>> begin Available data

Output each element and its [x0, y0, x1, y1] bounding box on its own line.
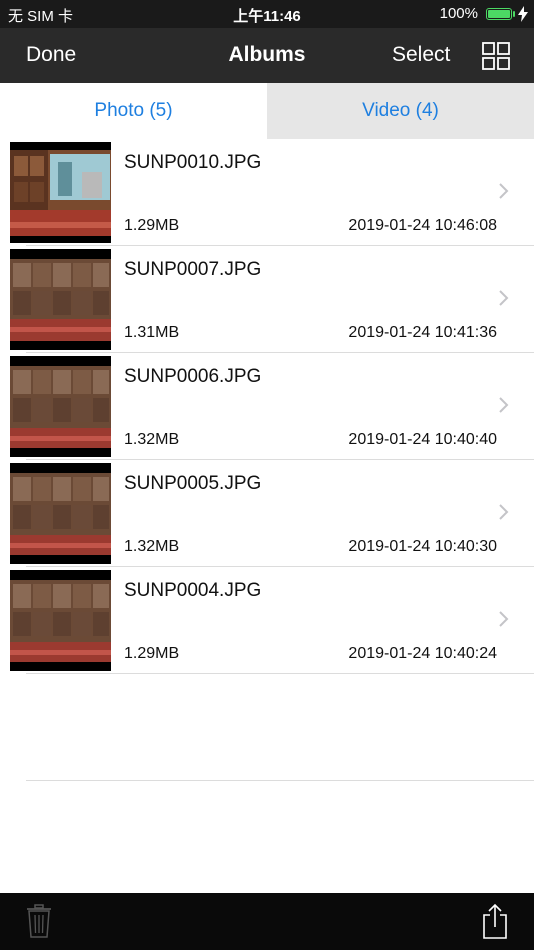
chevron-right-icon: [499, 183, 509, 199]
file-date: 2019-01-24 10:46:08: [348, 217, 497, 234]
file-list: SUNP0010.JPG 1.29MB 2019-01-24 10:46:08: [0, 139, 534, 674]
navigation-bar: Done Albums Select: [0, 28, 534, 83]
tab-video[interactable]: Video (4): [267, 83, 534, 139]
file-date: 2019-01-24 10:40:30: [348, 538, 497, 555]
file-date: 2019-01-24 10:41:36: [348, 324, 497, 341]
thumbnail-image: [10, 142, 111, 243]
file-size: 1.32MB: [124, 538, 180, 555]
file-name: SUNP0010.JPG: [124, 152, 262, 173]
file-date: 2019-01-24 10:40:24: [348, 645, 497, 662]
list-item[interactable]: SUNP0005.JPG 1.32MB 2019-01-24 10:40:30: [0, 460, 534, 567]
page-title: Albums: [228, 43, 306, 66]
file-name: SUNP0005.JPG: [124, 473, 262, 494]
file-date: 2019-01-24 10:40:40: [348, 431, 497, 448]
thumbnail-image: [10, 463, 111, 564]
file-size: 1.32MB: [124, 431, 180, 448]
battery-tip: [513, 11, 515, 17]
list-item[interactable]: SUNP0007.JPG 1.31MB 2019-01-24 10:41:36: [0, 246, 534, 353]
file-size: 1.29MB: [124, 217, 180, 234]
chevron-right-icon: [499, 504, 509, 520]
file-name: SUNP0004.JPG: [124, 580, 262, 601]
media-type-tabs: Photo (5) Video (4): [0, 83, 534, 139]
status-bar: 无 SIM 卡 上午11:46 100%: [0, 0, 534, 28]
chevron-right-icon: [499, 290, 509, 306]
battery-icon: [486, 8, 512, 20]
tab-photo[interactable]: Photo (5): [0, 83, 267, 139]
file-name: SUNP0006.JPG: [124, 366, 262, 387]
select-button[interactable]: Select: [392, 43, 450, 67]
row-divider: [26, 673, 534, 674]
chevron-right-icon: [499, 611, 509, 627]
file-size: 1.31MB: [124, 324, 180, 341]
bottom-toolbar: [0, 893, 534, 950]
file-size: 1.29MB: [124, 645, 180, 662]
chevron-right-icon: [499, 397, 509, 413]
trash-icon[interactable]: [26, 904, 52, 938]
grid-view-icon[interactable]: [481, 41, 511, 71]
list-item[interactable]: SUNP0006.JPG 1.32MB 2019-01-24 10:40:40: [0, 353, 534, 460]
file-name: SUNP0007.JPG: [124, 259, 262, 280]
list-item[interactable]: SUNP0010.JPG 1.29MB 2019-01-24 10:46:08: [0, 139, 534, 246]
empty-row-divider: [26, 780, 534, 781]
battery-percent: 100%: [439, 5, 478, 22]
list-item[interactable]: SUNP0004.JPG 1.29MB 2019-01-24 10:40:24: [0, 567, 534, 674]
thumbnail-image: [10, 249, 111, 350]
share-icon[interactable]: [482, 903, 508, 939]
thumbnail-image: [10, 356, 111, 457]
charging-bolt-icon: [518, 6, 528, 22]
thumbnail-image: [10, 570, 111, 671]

>> end Available data

> **Exercise details**:
Print every line of the rows above again without changing anything, but leave out the picture.

> **Worked answer**:
Output each element and its [x0, y0, x1, y1] bounding box on its own line.
chevron-right-icon: [499, 183, 509, 199]
file-date: 2019-01-24 10:46:08: [348, 217, 497, 234]
file-list: SUNP0010.JPG 1.29MB 2019-01-24 10:46:08: [0, 139, 534, 674]
navigation-bar: Done Albums Select: [0, 28, 534, 83]
tab-video[interactable]: Video (4): [267, 83, 534, 139]
file-date: 2019-01-24 10:40:30: [348, 538, 497, 555]
file-date: 2019-01-24 10:41:36: [348, 324, 497, 341]
thumbnail-image: [10, 142, 111, 243]
file-size: 1.32MB: [124, 538, 180, 555]
file-name: SUNP0010.JPG: [124, 152, 262, 173]
file-date: 2019-01-24 10:40:24: [348, 645, 497, 662]
list-item[interactable]: SUNP0005.JPG 1.32MB 2019-01-24 10:40:30: [0, 460, 534, 567]
page-title: Albums: [228, 43, 306, 66]
file-name: SUNP0005.JPG: [124, 473, 262, 494]
file-date: 2019-01-24 10:40:40: [348, 431, 497, 448]
thumbnail-image: [10, 463, 111, 564]
file-size: 1.32MB: [124, 431, 180, 448]
battery-tip: [513, 11, 515, 17]
list-item[interactable]: SUNP0007.JPG 1.31MB 2019-01-24 10:41:36: [0, 246, 534, 353]
file-size: 1.29MB: [124, 217, 180, 234]
chevron-right-icon: [499, 504, 509, 520]
file-name: SUNP0004.JPG: [124, 580, 262, 601]
media-type-tabs: Photo (5) Video (4): [0, 83, 534, 139]
status-bar: 无 SIM 卡 上午11:46 100%: [0, 0, 534, 28]
chevron-right-icon: [499, 290, 509, 306]
battery-icon: [486, 8, 512, 20]
tab-photo[interactable]: Photo (5): [0, 83, 267, 139]
file-name: SUNP0006.JPG: [124, 366, 262, 387]
select-button[interactable]: Select: [392, 43, 450, 67]
row-divider: [26, 673, 534, 674]
chevron-right-icon: [499, 611, 509, 627]
file-size: 1.31MB: [124, 324, 180, 341]
bottom-toolbar: [0, 893, 534, 950]
file-size: 1.29MB: [124, 645, 180, 662]
chevron-right-icon: [499, 397, 509, 413]
trash-icon[interactable]: [26, 904, 52, 938]
grid-view-icon[interactable]: [481, 41, 511, 71]
list-item[interactable]: SUNP0006.JPG 1.32MB 2019-01-24 10:40:40: [0, 353, 534, 460]
file-name: SUNP0007.JPG: [124, 259, 262, 280]
list-item[interactable]: SUNP0010.JPG 1.29MB 2019-01-24 10:46:08: [0, 139, 534, 246]
empty-row-divider: [26, 780, 534, 781]
battery-percent: 100%: [439, 5, 478, 22]
list-item[interactable]: SUNP0004.JPG 1.29MB 2019-01-24 10:40:24: [0, 567, 534, 674]
thumbnail-image: [10, 249, 111, 350]
share-icon[interactable]: [482, 903, 508, 939]
thumbnail-image: [10, 356, 111, 457]
charging-bolt-icon: [518, 6, 528, 22]
thumbnail-image: [10, 570, 111, 671]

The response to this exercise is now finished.